
            This nitrogen runoff has created a dead zone at the mouth of the Mississippi River in the Gulf of Mexico.  A process called eutrophication, where excess nutrients stimulate the overproduction of algae, consumes much of the oxygen in the water and kills off many other organisms, Emery explains.  While nitrogen is important to plant growth, plants can only use a certain amount of nitrogen at once, so the excess moves through the soil to the water table and ends up in rivers, lakes and oceans. This excess nitrogen not only causes harmful growth of some organisms and depletion of others, but it seriously disrupts the nutrient cycles which can lead to a decline in soil fertility. 

            In an undisturbed system all the used or harvested materials and nutrients are returned to the earth through human and animal waste.  When the waste doesn’t get returned to the soil the nutrients don’t either.  The nutrients get displaced, carbon and nitrogen in the soil become carbon dioxide and nitrous oxide in the air, both of which are considered greenhouse gases.  “When rainforests are cut down or there is agriculture in places where there hasn’t been agriculture before and the soil is disturbed, then a lot of that solid carbon is converted to atmospheric carbon again.  And atmospheric carbon is what we’re really concerned about in terms of climate change,” Emery explains.

            Corlett and Tucker are trying to become a carbon neutral family, since that’s what farming for self-sufficiency is all about.  “The idea was to be like an ecosystem and to be in a natural ecosystem there is no waste ever.  All the natural resources are used.  And if each individual family can become a self contained ecosystem then we’re not putting out the waste that becomes the waste stream that becomes the problems which really are at the heart of what environmental degradation is all about,” she explained with a touch of concern in her voice. 

            “It’s that we are upsetting the natural ecosystems and if we can instead fit in and not disturb the surrounding natural ecosystem around us, and we can somehow strive to be, you know,” Corlett hesitated looking for the right words, “the antibiotics don’t have to come and get us out of the system, you know, we’re accepted.”  

            One of the criticisms of organic agriculture is that it can’t produce enough to sustain growing populations.  A study by scientists from Padua University in Italy, and Cornell University in New York, argues that “the external costs of intensive agriculture have been huge and that, although organic farming may need more land to produce the same yield, it conserves soil, water and biodiversity.”  Emery suggests that focusing more on local initiatives would be more environmentally sustainable than organic farming based on an energy use perspective.  A. Lee Meyer, PhD., professor of agricultural economics at the University of Kentucky and a state coordinator for Sustainable Agricultural Research and Education, points out that between extra labor requirements, transportation and marketing, both organic and local producers can use as much fuel as conventional farmers. 

            It’s clear there are a lot of questions and technicalities in the organic-sustainable-conventional agriculture debate.  “There are a lot of positive things going on, really I think in some dimensions agriculture is much more sustainable than it was before,” said Meyer confidently.  The trend has swung very far toward sustainability and environmental awareness and has considerable momentum.  It’s reflected in the “buy local” and CSA initiatives, and the increasing number of organic and natural food stores.

            Corlett believes organics is the solution, describing it as farming system that is “better able to adapt with the upcoming changes that we will be forced to figure out.  Because it’s going to change everybody, and everybody’s going to have to change the way that they farm.”

            “I think we’re really just identifying some of the issues now, and we have a long way to go in terms of finding the best solutions,” Meyer concluded.

→ RECORD EXCERPTS
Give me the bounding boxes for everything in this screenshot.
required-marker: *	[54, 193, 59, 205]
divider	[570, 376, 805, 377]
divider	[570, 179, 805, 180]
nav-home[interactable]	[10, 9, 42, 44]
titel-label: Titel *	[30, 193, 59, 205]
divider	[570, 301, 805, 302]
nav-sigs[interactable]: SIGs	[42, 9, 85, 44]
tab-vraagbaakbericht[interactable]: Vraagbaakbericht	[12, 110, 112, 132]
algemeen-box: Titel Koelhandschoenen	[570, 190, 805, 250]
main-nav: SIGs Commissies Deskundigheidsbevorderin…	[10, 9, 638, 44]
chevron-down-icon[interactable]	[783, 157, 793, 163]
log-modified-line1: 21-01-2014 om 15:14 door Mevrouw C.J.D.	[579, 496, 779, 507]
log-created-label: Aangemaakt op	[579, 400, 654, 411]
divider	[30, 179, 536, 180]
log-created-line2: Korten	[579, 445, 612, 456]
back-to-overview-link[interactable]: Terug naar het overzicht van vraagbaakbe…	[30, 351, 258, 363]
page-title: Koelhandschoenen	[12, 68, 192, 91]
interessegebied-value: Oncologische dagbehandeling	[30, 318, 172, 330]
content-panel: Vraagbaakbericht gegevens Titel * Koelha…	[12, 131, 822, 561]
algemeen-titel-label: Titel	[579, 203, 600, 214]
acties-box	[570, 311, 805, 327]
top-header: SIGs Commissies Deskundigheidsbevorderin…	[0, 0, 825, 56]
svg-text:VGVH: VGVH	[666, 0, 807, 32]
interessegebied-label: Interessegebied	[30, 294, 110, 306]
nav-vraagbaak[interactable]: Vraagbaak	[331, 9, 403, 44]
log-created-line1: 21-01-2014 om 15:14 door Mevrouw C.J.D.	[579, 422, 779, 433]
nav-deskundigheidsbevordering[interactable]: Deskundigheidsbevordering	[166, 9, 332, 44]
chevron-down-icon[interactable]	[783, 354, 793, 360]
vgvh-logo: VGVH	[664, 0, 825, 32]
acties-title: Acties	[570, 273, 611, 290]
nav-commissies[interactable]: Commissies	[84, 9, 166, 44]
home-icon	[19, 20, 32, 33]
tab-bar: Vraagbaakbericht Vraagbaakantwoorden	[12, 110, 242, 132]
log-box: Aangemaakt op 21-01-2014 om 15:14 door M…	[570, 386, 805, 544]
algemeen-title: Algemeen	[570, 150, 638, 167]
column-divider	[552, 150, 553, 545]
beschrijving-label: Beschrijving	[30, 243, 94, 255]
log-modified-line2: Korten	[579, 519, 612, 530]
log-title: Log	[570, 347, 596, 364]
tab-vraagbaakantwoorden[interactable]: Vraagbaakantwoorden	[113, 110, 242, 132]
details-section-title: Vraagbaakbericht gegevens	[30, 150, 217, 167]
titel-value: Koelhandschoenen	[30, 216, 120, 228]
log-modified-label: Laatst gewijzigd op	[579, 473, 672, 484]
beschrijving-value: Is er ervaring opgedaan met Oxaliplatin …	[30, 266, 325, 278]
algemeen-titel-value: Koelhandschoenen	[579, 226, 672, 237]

→ EXERCISE
Please answer these questions about the article on farming and the environment above, one per line:
1. What is the process called in which excess nutrients stimulate the overproduction of algae?
2. Scientists from which two universities produced the study on organic farming?
3. At which university is A. Lee Meyer a professor?

→ EXERCISE RESPONSE
1. Eutrophication
2. Padua University in Italy and Cornell University in New York
3. The University of Kentucky